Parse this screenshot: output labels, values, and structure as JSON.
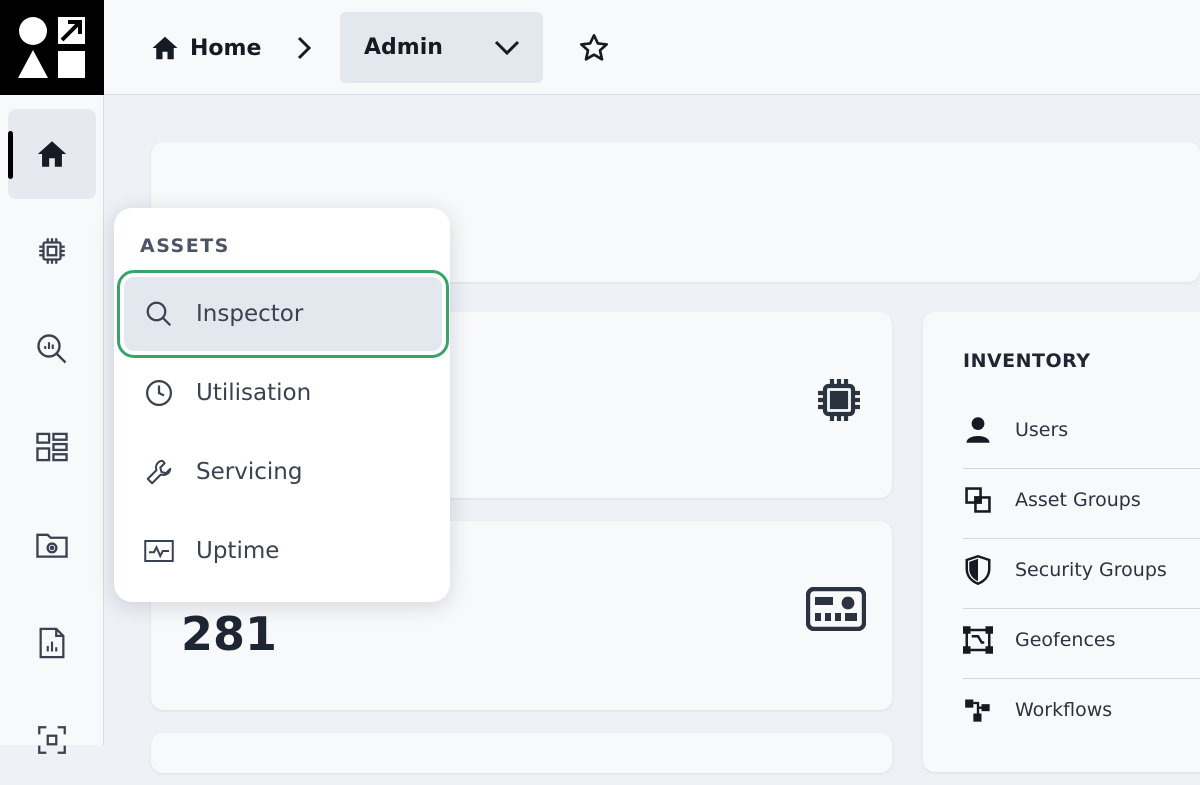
{
  "breadcrumb": {
    "home_label": "Home",
    "admin_label": "Admin"
  },
  "menu": {
    "section_title": "ASSETS",
    "items": [
      {
        "label": "Inspector",
        "icon": "search-icon",
        "selected": true
      },
      {
        "label": "Utilisation",
        "icon": "clock-icon"
      },
      {
        "label": "Servicing",
        "icon": "wrench-icon"
      },
      {
        "label": "Uptime",
        "icon": "pulse-icon"
      }
    ]
  },
  "cards": {
    "second_value": "281"
  },
  "inventory": {
    "title": "INVENTORY",
    "items": [
      {
        "label": "Users",
        "icon": "user-icon"
      },
      {
        "label": "Asset Groups",
        "icon": "asset-groups-icon"
      },
      {
        "label": "Security Groups",
        "icon": "shield-icon"
      },
      {
        "label": "Geofences",
        "icon": "geofence-icon"
      },
      {
        "label": "Workflows",
        "icon": "workflow-icon"
      }
    ]
  },
  "sidebar": {
    "items": [
      {
        "icon": "home-icon",
        "active": true
      },
      {
        "icon": "chip-icon"
      },
      {
        "icon": "analytics-search-icon"
      },
      {
        "icon": "dashboard-icon"
      },
      {
        "icon": "folder-settings-icon"
      },
      {
        "icon": "report-icon"
      },
      {
        "icon": "scan-icon"
      }
    ]
  },
  "colors": {
    "accent_selected_outline": "#3aa36a",
    "logo_background": "#000000",
    "page_background": "#eef1f6"
  }
}
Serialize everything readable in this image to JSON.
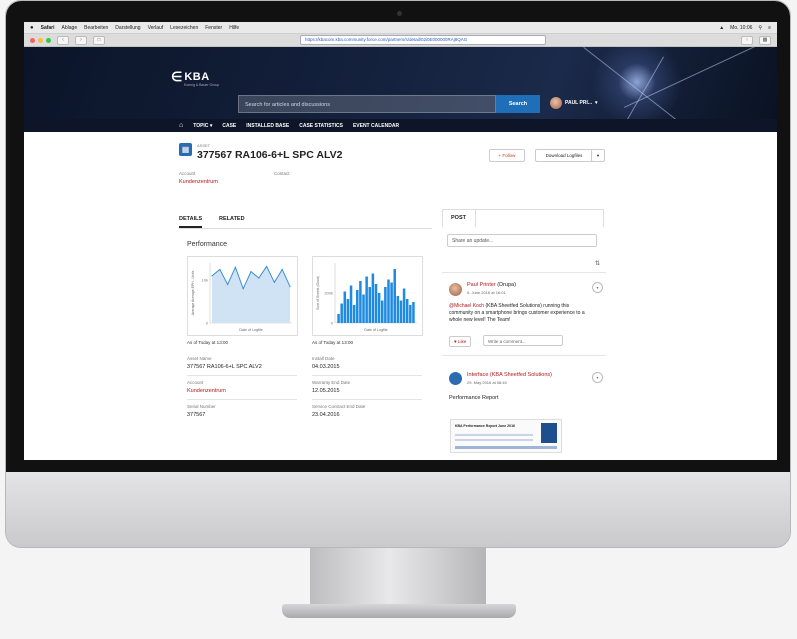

──────

§ EXERCISE: Take every line from the data above that holds "this" and copy it out.

§ TASK OUTPUT:
Parse this screenshot: output labels, values, and structure as JSON.
Serialize everything readable in this image to JSON.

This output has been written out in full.